__The input__:
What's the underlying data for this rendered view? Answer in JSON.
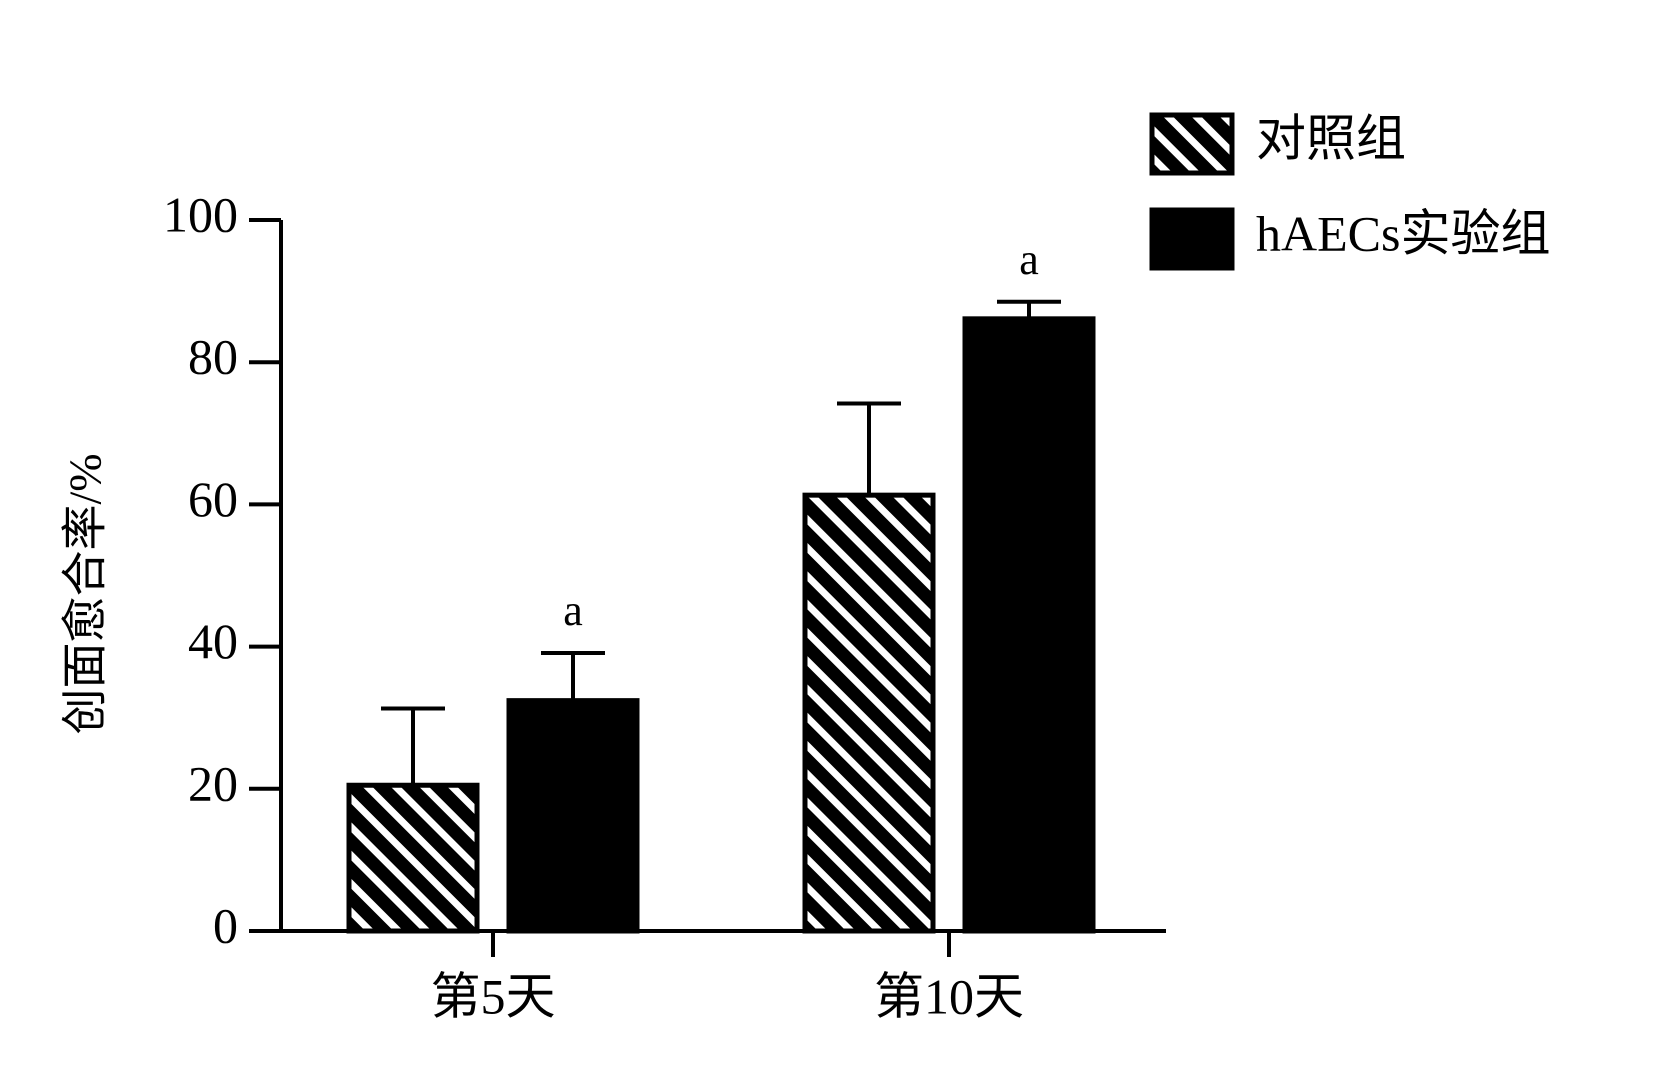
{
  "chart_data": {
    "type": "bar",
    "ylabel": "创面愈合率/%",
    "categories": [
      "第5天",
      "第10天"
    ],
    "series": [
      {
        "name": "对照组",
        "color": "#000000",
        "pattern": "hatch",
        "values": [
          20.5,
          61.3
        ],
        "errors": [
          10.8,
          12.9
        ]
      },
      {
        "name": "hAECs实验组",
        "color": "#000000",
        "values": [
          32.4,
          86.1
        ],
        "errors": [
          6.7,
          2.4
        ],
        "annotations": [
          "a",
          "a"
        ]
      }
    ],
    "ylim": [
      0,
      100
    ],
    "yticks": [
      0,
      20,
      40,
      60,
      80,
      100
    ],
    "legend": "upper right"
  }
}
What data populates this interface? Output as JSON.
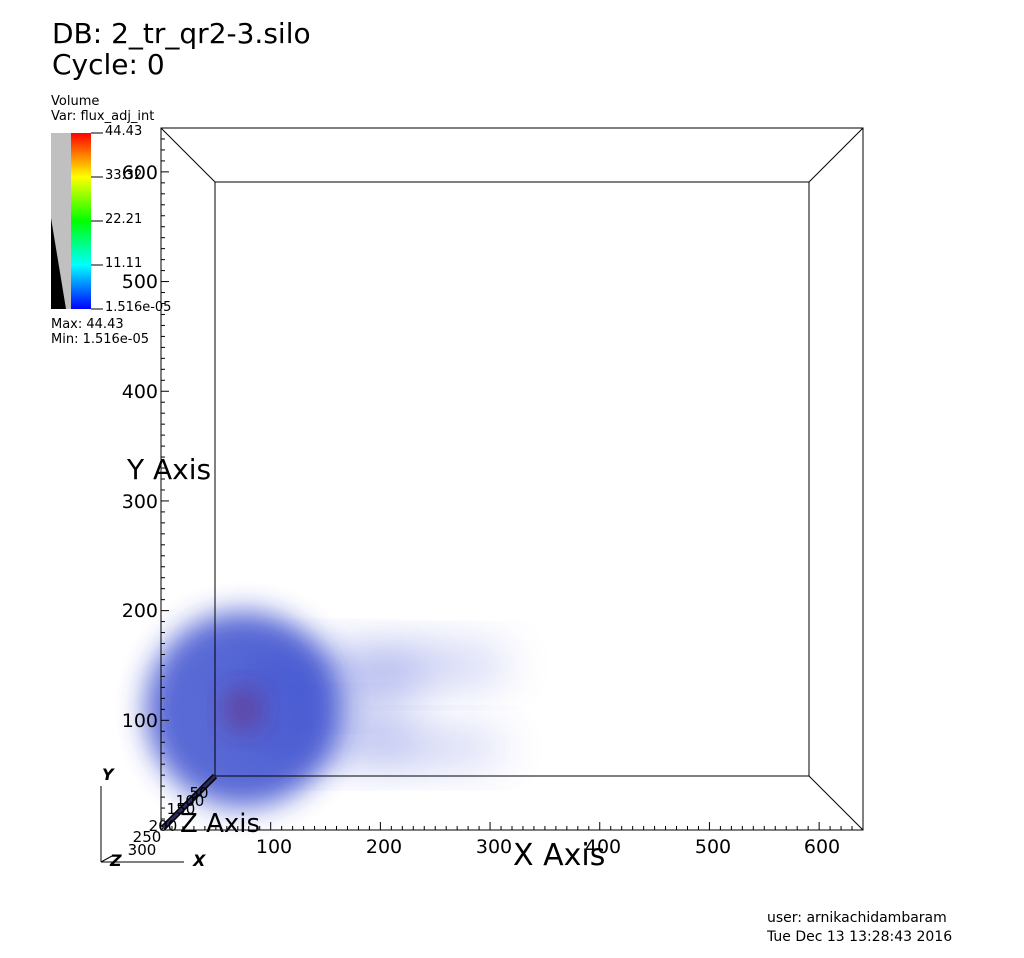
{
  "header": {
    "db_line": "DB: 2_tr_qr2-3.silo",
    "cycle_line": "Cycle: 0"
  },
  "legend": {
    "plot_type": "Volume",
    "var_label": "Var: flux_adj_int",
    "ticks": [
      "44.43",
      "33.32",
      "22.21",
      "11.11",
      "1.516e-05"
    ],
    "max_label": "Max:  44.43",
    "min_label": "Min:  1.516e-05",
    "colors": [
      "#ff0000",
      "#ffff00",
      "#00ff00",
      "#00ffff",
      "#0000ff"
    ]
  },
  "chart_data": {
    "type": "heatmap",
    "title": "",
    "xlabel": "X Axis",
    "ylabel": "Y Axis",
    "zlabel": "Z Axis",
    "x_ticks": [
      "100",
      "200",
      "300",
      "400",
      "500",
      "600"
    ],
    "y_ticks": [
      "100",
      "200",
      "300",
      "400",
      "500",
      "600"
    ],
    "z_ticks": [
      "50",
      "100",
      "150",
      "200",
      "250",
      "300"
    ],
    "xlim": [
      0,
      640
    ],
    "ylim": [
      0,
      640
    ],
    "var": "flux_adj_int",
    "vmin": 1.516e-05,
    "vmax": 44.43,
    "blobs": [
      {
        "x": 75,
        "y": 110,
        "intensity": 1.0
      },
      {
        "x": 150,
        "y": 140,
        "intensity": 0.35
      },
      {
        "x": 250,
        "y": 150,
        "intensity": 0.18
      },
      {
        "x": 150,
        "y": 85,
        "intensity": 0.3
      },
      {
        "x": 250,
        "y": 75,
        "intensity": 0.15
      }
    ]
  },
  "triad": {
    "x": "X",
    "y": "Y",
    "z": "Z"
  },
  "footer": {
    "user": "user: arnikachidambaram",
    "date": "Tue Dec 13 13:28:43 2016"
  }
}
...
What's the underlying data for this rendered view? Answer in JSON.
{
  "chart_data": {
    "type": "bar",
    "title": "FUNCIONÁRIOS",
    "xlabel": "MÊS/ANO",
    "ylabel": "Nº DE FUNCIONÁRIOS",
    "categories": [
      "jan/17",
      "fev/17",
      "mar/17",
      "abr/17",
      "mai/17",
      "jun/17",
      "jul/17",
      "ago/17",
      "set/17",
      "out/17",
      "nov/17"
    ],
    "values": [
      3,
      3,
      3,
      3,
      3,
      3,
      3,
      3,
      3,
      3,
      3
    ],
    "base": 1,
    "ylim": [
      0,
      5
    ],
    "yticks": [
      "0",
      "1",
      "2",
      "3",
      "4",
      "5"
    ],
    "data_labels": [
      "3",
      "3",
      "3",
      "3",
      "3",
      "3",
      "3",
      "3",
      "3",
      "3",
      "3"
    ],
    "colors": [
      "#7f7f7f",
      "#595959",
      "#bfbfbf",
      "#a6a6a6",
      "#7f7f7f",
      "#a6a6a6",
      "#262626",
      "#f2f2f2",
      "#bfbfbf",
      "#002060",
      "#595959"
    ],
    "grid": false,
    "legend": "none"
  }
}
---
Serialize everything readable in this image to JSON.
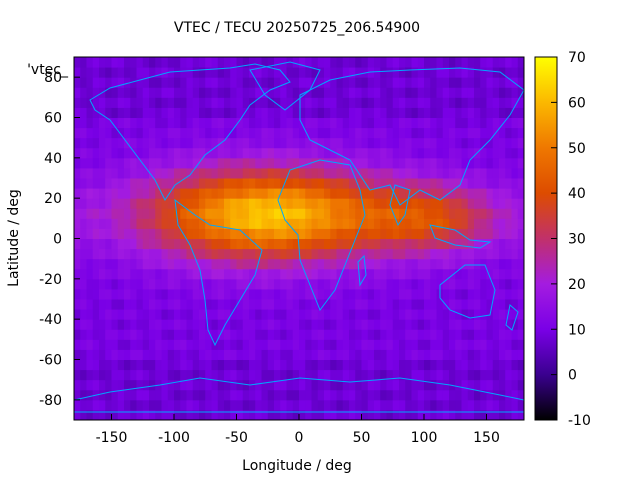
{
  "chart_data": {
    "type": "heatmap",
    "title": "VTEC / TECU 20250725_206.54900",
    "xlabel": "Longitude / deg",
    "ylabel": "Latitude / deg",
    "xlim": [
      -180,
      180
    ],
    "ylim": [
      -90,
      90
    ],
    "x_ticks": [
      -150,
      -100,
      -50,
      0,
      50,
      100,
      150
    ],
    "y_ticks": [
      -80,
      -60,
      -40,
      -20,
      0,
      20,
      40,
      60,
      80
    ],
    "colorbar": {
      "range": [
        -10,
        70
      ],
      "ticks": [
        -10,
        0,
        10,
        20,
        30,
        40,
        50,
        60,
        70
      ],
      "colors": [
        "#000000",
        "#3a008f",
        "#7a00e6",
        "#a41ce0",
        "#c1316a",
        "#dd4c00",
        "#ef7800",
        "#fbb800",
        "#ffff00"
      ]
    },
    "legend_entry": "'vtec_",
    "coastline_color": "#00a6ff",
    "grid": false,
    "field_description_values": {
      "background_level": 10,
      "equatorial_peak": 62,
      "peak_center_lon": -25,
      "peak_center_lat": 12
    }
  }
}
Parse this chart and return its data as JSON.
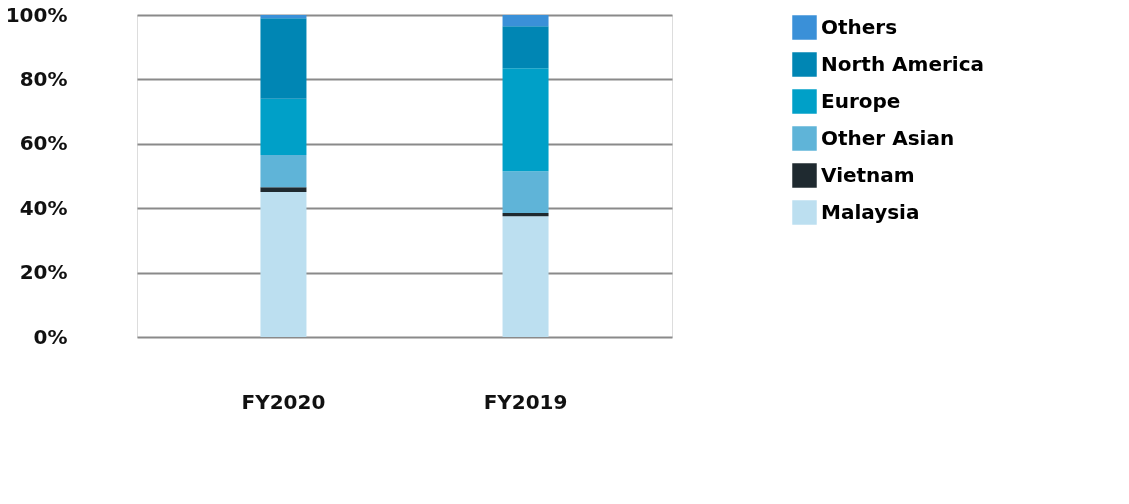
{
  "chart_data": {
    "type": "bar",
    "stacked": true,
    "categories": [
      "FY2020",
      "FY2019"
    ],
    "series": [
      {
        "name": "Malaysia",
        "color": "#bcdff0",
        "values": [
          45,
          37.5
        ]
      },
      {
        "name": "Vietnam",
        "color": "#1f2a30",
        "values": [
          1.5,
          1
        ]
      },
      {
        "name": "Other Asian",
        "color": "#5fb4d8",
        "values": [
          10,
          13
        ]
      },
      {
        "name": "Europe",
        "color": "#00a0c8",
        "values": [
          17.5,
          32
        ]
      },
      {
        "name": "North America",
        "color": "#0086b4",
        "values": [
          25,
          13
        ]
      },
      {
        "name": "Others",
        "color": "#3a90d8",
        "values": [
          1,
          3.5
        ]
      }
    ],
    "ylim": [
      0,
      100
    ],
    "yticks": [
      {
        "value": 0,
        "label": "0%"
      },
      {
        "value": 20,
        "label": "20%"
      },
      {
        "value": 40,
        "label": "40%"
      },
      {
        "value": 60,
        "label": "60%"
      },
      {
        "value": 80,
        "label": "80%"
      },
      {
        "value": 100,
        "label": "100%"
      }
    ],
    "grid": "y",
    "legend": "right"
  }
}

__Written problem__: Your answer should be a single number: the count of lines in the material above that contain "FUNCIONÁRIOS".

__Answer to the task__: 2